> [Task]: Print each of the entries exactly, leaving nothing out.

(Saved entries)
= = =
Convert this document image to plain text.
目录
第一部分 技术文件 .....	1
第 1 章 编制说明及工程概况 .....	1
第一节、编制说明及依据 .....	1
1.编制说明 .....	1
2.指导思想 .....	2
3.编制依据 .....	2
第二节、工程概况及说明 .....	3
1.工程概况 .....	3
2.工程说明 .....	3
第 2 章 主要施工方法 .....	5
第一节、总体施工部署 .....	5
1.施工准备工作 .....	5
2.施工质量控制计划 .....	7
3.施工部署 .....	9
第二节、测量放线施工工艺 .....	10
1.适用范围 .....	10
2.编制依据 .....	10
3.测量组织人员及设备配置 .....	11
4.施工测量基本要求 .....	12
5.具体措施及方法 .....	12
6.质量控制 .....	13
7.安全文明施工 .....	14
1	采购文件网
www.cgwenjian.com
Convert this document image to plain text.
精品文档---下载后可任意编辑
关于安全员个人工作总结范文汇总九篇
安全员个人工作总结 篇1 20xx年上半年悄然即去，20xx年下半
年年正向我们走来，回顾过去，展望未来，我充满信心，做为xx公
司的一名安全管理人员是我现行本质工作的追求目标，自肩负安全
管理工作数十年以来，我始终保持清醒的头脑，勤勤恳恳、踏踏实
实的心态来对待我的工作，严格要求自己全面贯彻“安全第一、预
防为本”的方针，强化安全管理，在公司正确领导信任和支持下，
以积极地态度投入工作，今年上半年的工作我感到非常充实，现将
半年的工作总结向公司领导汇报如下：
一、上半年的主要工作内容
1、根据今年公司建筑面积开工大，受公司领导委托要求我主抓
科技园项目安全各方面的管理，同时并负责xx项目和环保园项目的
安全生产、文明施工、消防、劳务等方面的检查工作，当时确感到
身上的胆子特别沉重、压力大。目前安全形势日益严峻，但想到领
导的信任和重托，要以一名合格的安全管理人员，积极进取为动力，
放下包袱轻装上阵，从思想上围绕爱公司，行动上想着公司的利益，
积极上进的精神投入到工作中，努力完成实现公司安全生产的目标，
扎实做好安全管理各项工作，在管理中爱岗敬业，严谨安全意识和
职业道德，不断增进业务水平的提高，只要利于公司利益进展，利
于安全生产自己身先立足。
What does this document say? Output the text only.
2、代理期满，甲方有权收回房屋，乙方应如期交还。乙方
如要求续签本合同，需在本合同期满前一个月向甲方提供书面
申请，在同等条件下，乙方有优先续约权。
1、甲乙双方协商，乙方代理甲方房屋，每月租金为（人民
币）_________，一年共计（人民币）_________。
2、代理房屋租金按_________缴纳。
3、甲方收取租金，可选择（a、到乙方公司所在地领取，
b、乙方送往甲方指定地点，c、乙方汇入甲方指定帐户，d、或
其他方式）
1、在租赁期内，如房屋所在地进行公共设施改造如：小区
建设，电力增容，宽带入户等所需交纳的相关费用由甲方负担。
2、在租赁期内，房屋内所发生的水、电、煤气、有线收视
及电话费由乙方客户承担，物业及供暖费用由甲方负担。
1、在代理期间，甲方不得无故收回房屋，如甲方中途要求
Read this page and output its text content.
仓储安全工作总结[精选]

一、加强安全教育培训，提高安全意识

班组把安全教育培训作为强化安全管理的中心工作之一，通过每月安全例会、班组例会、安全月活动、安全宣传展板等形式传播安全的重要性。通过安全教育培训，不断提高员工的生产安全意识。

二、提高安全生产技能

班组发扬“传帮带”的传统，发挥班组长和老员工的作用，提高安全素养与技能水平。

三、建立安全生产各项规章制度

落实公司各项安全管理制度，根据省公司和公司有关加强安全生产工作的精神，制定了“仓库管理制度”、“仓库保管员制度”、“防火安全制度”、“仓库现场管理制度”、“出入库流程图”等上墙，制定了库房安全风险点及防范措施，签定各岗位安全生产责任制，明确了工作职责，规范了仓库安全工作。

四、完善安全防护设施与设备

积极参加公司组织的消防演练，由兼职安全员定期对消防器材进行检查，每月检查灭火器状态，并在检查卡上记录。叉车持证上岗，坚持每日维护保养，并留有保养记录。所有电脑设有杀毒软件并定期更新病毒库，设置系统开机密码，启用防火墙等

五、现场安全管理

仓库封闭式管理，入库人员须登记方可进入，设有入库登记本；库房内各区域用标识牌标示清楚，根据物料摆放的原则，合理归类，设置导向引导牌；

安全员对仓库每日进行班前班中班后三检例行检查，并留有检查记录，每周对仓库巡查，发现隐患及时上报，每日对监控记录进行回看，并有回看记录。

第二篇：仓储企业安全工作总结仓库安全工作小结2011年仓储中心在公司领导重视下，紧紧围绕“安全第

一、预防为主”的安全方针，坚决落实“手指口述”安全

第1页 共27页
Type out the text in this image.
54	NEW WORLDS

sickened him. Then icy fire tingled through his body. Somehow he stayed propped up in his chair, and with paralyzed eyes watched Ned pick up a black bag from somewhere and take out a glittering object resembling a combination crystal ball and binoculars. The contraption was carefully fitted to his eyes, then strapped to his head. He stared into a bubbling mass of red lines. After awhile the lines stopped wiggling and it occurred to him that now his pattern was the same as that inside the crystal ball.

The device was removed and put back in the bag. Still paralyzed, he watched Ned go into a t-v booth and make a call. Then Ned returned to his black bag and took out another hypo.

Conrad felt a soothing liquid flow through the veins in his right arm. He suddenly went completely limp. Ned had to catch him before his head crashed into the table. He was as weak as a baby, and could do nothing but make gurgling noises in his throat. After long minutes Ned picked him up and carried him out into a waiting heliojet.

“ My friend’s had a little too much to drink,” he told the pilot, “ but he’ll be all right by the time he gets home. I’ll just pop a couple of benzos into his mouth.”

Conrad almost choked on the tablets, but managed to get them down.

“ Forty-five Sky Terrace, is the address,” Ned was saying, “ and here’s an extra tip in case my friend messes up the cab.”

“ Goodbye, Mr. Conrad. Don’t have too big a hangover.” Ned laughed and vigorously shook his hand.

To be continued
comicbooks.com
= = =
> [Full output]:
Convert this document image to plain text.
目录
第一部分 技术文件 .....	1
第 1 章 编制说明及工程概况 .....	1
第一节、编制说明及依据 .....	1
1.编制说明 .....	1
2.指导思想 .....	2
3.编制依据 .....	2
第二节、工程概况及说明 .....	3
1.工程概况 .....	3
2.工程说明 .....	3
第 2 章 主要施工方法 .....	5
第一节、总体施工部署 .....	5
1.施工准备工作 .....	5
2.施工质量控制计划 .....	7
3.施工部署 .....	9
第二节、测量放线施工工艺 .....	10
1.适用范围 .....	10
2.编制依据 .....	10
3.测量组织人员及设备配置 .....	11
4.施工测量基本要求 .....	12
5.具体措施及方法 .....	12
6.质量控制 .....	13
7.安全文明施工 .....	14
1	采购文件网
www.cgwenjian.com
Convert this document image to plain text.
精品文档---下载后可任意编辑
关于安全员个人工作总结范文汇总九篇
安全员个人工作总结 篇1 20xx年上半年悄然即去，20xx年下半
年年正向我们走来，回顾过去，展望未来，我充满信心，做为xx公
司的一名安全管理人员是我现行本质工作的追求目标，自肩负安全
管理工作数十年以来，我始终保持清醒的头脑，勤勤恳恳、踏踏实
实的心态来对待我的工作，严格要求自己全面贯彻“安全第一、预
防为本”的方针，强化安全管理，在公司正确领导信任和支持下，
以积极地态度投入工作，今年上半年的工作我感到非常充实，现将
半年的工作总结向公司领导汇报如下：
一、上半年的主要工作内容
1、根据今年公司建筑面积开工大，受公司领导委托要求我主抓
科技园项目安全各方面的管理，同时并负责xx项目和环保园项目的
安全生产、文明施工、消防、劳务等方面的检查工作，当时确感到
身上的胆子特别沉重、压力大。目前安全形势日益严峻，但想到领
导的信任和重托，要以一名合格的安全管理人员，积极进取为动力，
放下包袱轻装上阵，从思想上围绕爱公司，行动上想着公司的利益，
积极上进的精神投入到工作中，努力完成实现公司安全生产的目标，
扎实做好安全管理各项工作，在管理中爱岗敬业，严谨安全意识和
职业道德，不断增进业务水平的提高，只要利于公司利益进展，利
于安全生产自己身先立足。
What does this document say? Output the text only.
2、代理期满，甲方有权收回房屋，乙方应如期交还。乙方
如要求续签本合同，需在本合同期满前一个月向甲方提供书面
申请，在同等条件下，乙方有优先续约权。
1、甲乙双方协商，乙方代理甲方房屋，每月租金为（人民
币）_________，一年共计（人民币）_________。
2、代理房屋租金按_________缴纳。
3、甲方收取租金，可选择（a、到乙方公司所在地领取，
b、乙方送往甲方指定地点，c、乙方汇入甲方指定帐户，d、或
其他方式）
1、在租赁期内，如房屋所在地进行公共设施改造如：小区
建设，电力增容，宽带入户等所需交纳的相关费用由甲方负担。
2、在租赁期内，房屋内所发生的水、电、煤气、有线收视
及电话费由乙方客户承担，物业及供暖费用由甲方负担。
1、在代理期间，甲方不得无故收回房屋，如甲方中途要求
Read this page and output its text content.
仓储安全工作总结[精选]

一、加强安全教育培训，提高安全意识

班组把安全教育培训作为强化安全管理的中心工作之一，通过每月安全例会、班组例会、安全月活动、安全宣传展板等形式传播安全的重要性。通过安全教育培训，不断提高员工的生产安全意识。

二、提高安全生产技能

班组发扬“传帮带”的传统，发挥班组长和老员工的作用，提高安全素养与技能水平。

三、建立安全生产各项规章制度

落实公司各项安全管理制度，根据省公司和公司有关加强安全生产工作的精神，制定了“仓库管理制度”、“仓库保管员制度”、“防火安全制度”、“仓库现场管理制度”、“出入库流程图”等上墙，制定了库房安全风险点及防范措施，签定各岗位安全生产责任制，明确了工作职责，规范了仓库安全工作。

四、完善安全防护设施与设备

积极参加公司组织的消防演练，由兼职安全员定期对消防器材进行检查，每月检查灭火器状态，并在检查卡上记录。叉车持证上岗，坚持每日维护保养，并留有保养记录。所有电脑设有杀毒软件并定期更新病毒库，设置系统开机密码，启用防火墙等

五、现场安全管理

仓库封闭式管理，入库人员须登记方可进入，设有入库登记本；库房内各区域用标识牌标示清楚，根据物料摆放的原则，合理归类，设置导向引导牌；

安全员对仓库每日进行班前班中班后三检例行检查，并留有检查记录，每周对仓库巡查，发现隐患及时上报，每日对监控记录进行回看，并有回看记录。

第二篇：仓储企业安全工作总结仓库安全工作小结2011年仓储中心在公司领导重视下，紧紧围绕“安全第

一、预防为主”的安全方针，坚决落实“手指口述”安全

第1页 共27页
Type out the text in this image.
54	NEW WORLDS

sickened him. Then icy fire tingled through his body. Somehow he stayed propped up in his chair, and with paralyzed eyes watched Ned pick up a black bag from somewhere and take out a glittering object resembling a combination crystal ball and binoculars. The contraption was carefully fitted to his eyes, then strapped to his head. He stared into a bubbling mass of red lines. After awhile the lines stopped wiggling and it occurred to him that now his pattern was the same as that inside the crystal ball.

The device was removed and put back in the bag. Still paralyzed, he watched Ned go into a t-v booth and make a call. Then Ned returned to his black bag and took out another hypo.

Conrad felt a soothing liquid flow through the veins in his right arm. He suddenly went completely limp. Ned had to catch him before his head crashed into the table. He was as weak as a baby, and could do nothing but make gurgling noises in his throat. After long minutes Ned picked him up and carried him out into a waiting heliojet.

“ My friend’s had a little too much to drink,” he told the pilot, “ but he’ll be all right by the time he gets home. I’ll just pop a couple of benzos into his mouth.”

Conrad almost choked on the tablets, but managed to get them down.

“ Forty-five Sky Terrace, is the address,” Ned was saying, “ and here’s an extra tip in case my friend messes up the cab.”

“ Goodbye, Mr. Conrad. Don’t have too big a hangover.” Ned laughed and vigorously shook his hand.

To be continued
comicbooks.com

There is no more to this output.